***** TESTO FORNITO *****

Svolgere esercizi cognitivi con l’uso di un tablet ha permesso a 10 pazienti colpiti da Alzheimer di ripristinare e rafforzare le competenze linguistiche. Lo studio pubblicato sulla rivista scientifica Aphasiology è stato realizzato presso l’ospedale di neuroriabilitazione Fondazione Santa Lucia IRCCS di Roma.
La malattia di Alzheimer è la più diffusa forma di demenza: in Italia circa 1,2 milioni di persone convivono con questa malattia. È nota per le sue conseguenze sulla memoria e i disturbi a carico della memoria episodica soprattutto per fatti recenti (chi mi ha invitato a cena una settimana fa) o recentissimi (per quale motivo mi ha chiamato mio figlio pochi minuti fa?) sono i campanelli di allarme che dovrebbero portare ad una visita con un neurologo e ad indagini più approfondite.

***** MATERIALE DI STUDIO *****

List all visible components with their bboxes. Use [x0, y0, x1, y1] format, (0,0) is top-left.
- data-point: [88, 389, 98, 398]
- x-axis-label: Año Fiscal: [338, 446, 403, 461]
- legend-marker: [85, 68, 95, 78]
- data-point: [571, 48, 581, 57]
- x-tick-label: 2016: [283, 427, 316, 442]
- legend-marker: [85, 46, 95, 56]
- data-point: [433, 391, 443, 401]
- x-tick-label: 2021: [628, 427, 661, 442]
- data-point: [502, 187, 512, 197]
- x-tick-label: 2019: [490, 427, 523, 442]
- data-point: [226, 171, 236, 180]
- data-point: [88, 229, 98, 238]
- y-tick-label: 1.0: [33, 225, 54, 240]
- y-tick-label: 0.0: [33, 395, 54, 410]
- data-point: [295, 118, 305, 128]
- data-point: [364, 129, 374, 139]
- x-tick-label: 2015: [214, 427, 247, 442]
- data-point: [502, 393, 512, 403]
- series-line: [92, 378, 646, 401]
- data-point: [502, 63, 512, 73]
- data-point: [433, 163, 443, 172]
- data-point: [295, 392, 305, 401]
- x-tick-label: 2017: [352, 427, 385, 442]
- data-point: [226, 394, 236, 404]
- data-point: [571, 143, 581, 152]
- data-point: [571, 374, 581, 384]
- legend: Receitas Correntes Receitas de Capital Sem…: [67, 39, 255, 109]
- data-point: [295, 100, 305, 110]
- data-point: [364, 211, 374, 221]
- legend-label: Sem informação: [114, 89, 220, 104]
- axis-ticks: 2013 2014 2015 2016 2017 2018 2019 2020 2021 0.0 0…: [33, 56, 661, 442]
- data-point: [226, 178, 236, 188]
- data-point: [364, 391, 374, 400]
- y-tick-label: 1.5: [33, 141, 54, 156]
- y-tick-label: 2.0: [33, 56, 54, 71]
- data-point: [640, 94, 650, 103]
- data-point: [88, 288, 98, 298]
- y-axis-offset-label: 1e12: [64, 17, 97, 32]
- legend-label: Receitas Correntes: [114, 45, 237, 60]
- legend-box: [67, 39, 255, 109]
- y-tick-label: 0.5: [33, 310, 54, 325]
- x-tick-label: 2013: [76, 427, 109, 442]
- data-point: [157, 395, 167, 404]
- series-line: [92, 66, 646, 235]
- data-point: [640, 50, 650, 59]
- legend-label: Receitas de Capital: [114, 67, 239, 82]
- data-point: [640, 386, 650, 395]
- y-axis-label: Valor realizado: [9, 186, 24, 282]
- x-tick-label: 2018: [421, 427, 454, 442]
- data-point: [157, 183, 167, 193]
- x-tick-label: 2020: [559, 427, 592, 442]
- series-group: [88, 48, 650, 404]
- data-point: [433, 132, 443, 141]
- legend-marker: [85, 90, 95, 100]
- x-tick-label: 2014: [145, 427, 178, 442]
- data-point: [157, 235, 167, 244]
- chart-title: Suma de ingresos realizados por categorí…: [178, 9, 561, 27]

*****

→ SCHEDA ESERCIZIO:
Secondo il testo fornito, quante persone convivono con la malattia di Alzheimer in Italia? Le voci non hanno alcun legame con il testo fornito.

→ RISULTATO:
Circa 1,2 milioni di persone.